Count the lines in the records below that contain the word "qishloq", and reply with only that number.

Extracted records
______

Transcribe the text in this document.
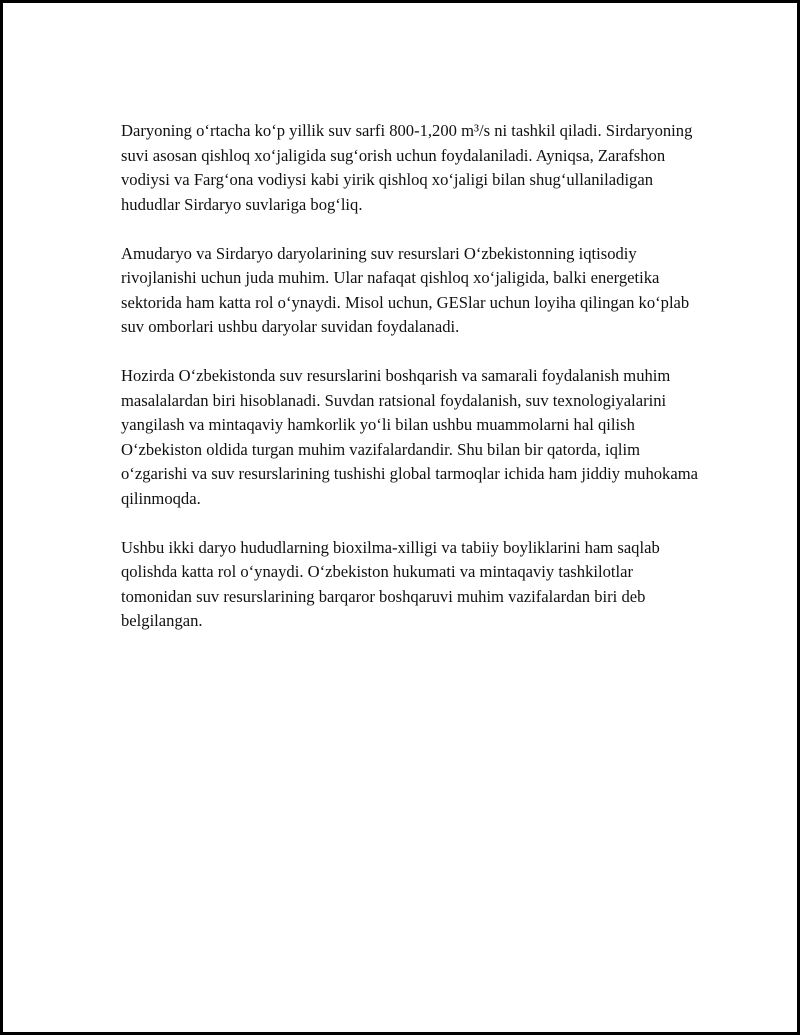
Daryoning o‘rtacha ko‘p yillik suv sarfi 800-1,200 m³/s ni tashkil qiladi. Sirdaryoning suvi asosan qishloq xo‘jaligida sug‘orish uchun foydalaniladi. Ayniqsa, Zarafshon vodiysi va Farg‘ona vodiysi kabi yirik qishloq xo‘jaligi bilan shug‘ullaniladigan hududlar Sirdaryo suvlariga bog‘liq.

Amudaryo va Sirdaryo daryolarining suv resurslari O‘zbekistonning iqtisodiy rivojlanishi uchun juda muhim. Ular nafaqat qishloq xo‘jaligida, balki energetika sektorida ham katta rol o‘ynaydi. Misol uchun, GESlar uchun loyiha qilingan ko‘plab suv omborlari ushbu daryolar suvidan foydalanadi.

Hozirda O‘zbekistonda suv resurslarini boshqarish va samarali foydalanish muhim masalalardan biri hisoblanadi. Suvdan ratsional foydalanish, suv texnologiyalarini yangilash va mintaqaviy hamkorlik yo‘li bilan ushbu muammolarni hal qilish O‘zbekiston oldida turgan muhim vazifalardandir. Shu bilan bir qatorda, iqlim o‘zgarishi va suv resurslarining tushishi global tarmoqlar ichida ham jiddiy muhokama qilinmoqda.

Ushbu ikki daryo hududlarning bioxilma-xilligi va tabiiy boyliklarini ham saqlab qolishda katta rol o‘ynaydi. O‘zbekiston hukumati va mintaqaviy tashkilotlar tomonidan suv resurslarining barqaror boshqaruvi muhim vazifalardan biri deb belgilangan.
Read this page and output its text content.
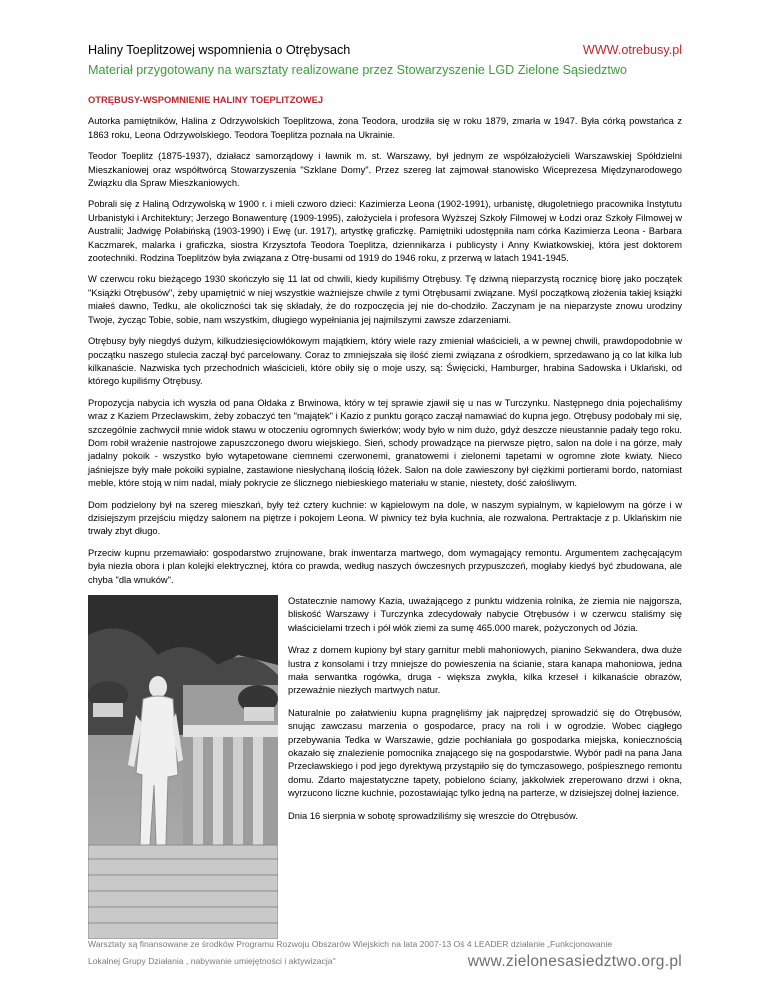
Haliny Toeplitzowej wspomnienia o Otrębysach	WWW.otrebusy.pl
Materiał przygotowany na warsztaty realizowane przez Stowarzyszenie LGD Zielone Sąsiedztwo
OTRĘBUSY-WSPOMNIENIE HALINY TOEPLITZOWEJ

Autorka pamiętników, Halina z Odrzywolskich Toeplitzowa, żona Teodora, urodziła się w roku 1879, zmarła w 1947. Była córką powstańca z 1863 roku, Leona Odrzywolskiego. Teodora Toeplitza poznała na Ukrainie.

Teodor Toeplitz (1875-1937), działacz samorządowy i ławnik m. st. Warszawy, był jednym ze współzałożycieli Warszawskiej Spółdzielni Mieszkaniowej oraz współtwórcą Stowarzyszenia "Szklane Domy". Przez szereg lat zajmował stanowisko Wiceprezesa Międzynarodowego Związku dla Spraw Mieszkaniowych.

Pobrali się z Haliną Odrzywolską w 1900 r. i mieli czworo dzieci: Kazimierza Leona (1902-1991), urbanistę, długoletniego pracownika Instytutu Urbanistyki i Architektury; Jerzego Bonawenturę (1909-1995), założyciela i profesora Wyższej Szkoły Filmowej w Łodzi oraz Szkoły Filmowej w Australii; Jadwigę Połabińską (1903-1990) i Ewę (ur. 1917), artystkę graficzkę. Pamiętniki udostępniła nam córka Kazimierza Leona - Barbara Kaczmarek, malarka i graficzka, siostra Krzysztofa Teodora Toeplitza, dziennikarza i publicysty i Anny Kwiatkowskiej, która jest doktorem zootechniki. Rodzina Toeplitzów była związana z Otrę-busami od 1919 do 1946 roku, z przerwą w latach 1941-1945.

W czerwcu roku bieżącego 1930 skończyło się 11 lat od chwili, kiedy kupiliśmy Otrębusy. Tę dziwną nieparzystą rocznicę biorę jako początek "Książki Otrębusów", żeby upamiętnić w niej wszystkie ważniejsze chwile z tymi Otrębusami związane. Myśl początkową złożenia takiej książki miałeś dawno, Tedku, ale okoliczności tak się składały, że do rozpoczęcia jej nie do-chodziło. Zaczynam je na nieparzyste znowu urodziny Twoje, życząc Tobie, sobie, nam wszystkim, długiego wypełniania jej najmilszymi zawsze zdarzeniami.

Otrębusy były niegdyś dużym, kilkudziesięciowłókowym majątkiem, który wiele razy zmieniał właścicieli, a w pewnej chwili, prawdopodobnie w początku naszego stulecia zaczął być parcelowany. Coraz to zmniejszała się ilość ziemi związana z ośrodkiem, sprzedawano ją co lat kilka lub kilkanaście. Nazwiska tych przechodnich właścicieli, które obiły się o moje uszy, są: Święcicki, Hamburger, hrabina Sadowska i Uklański, od którego kupiliśmy Otrębusy.

Propozycja nabycia ich wyszła od pana Ołdaka z Brwinowa, który w tej sprawie zjawił się u nas w Turczynku. Następnego dnia pojechaliśmy wraz z Kaziem Przecławskim, żeby zobaczyć ten "majątek" i Kazio z punktu gorąco zaczął namawiać do kupna jego. Otrębusy podobały mi się, szczególnie zachwycił mnie widok stawu w otoczeniu ogromnych świerków; wody było w nim dużo, gdyż deszcze nieustannie padały tego roku. Dom robił wrażenie nastrojowe zapuszczonego dworu wiejskiego. Sień, schody prowadzące na pierwsze piętro, salon na dole i na górze, mały jadalny pokoik - wszystko było wytapetowane ciemnemi czerwonemi, granatowemi i zielonemi tapetami w ogromne złote kwiaty. Nieco jaśniejsze były małe pokoiki sypialne, zastawione niesłychaną ilością łóżek. Salon na dole zawieszony był ciężkimi portierami bordo, natomiast meble, które stoją w nim nadal, miały pokrycie ze ślicznego niebieskiego materiału w stanie, niestety, dość załośliwym.

Dom podzielony był na szereg mieszkań, były też cztery kuchnie: w kąpielowym na dole, w naszym sypialnym, w kąpielowym na górze i w dzisiejszym przejściu między salonem na piętrze i pokojem Leona. W piwnicy też była kuchnia, ale rozwalona. Pertraktacje z p. Uklańskim nie trwały zbyt długo.

Przeciw kupnu przemawiało: gospodarstwo zrujnowane, brak inwentarza martwego, dom wymagający remontu. Argumentem zachęcającym była niezła obora i plan kolejki elektrycznej, która co prawda, według naszych ówczesnych przypuszczeń, mogłaby kiedyś być zbudowana, ale chyba "dla wnuków".

Ostatecznie namowy Kazia, uważającego z punktu widzenia rolnika, że ziemia nie najgorsza, bliskość Warszawy i Turczynka zdecydowały nabycie Otrębusów i w czerwcu staliśmy się właścicielami trzech i pół włók ziemi za sumę 465.000 marek, pożyczonych od Józia.

Wraz z domem kupiony był stary garnitur mebli mahoniowych, pianino Sekwandera, dwa duże lustra z konsolami i trzy mniejsze do powieszenia na ścianie, stara kanapa mahoniowa, jedna mała serwantka rogówka, druga - większa zwykła, kilka krzeseł i kilkanaście obrazów, przeważnie niezłych martwych natur.

Naturalnie po załatwieniu kupna pragnęliśmy jak najprędzej sprowadzić się do Otrębusów, snując zawczasu marzenia o gospodarce, pracy na roli i w ogrodzie. Wobec ciągłego przebywania Tedka w Warszawie, gdzie pochłaniała go gospodarka miejska, koniecznością okazało się znalezienie pomocnika znającego się na gospodarstwie. Wybór padł na pana Jana Przecławskiego i pod jego dyrektywą przystąpiło się do tymczasowego, pośpiesznego remontu domu. Zdarto majestatyczne tapety, pobielono ściany, jakkolwiek zreperowano drzwi i okna, wyrzucono liczne kuchnie, pozostawiając tylko jedną na parterze, w dzisiejszej dolnej łazience.

Dnia 16 sierpnia w sobotę sprowadziliśmy się wreszcie do Otrębusów.

Warsztaty są finansowane ze środków Programu Rozwoju Obszarów Wiejskich na lata 2007-13 Oś 4 LEADER działanie „Funkcjonowanie
Lokalnej Grupy Działania , nabywanie umiejętności i aktywizacja"	www.zielonesasiedztwo.org.pl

______

▸ **THE ANSWER**: 2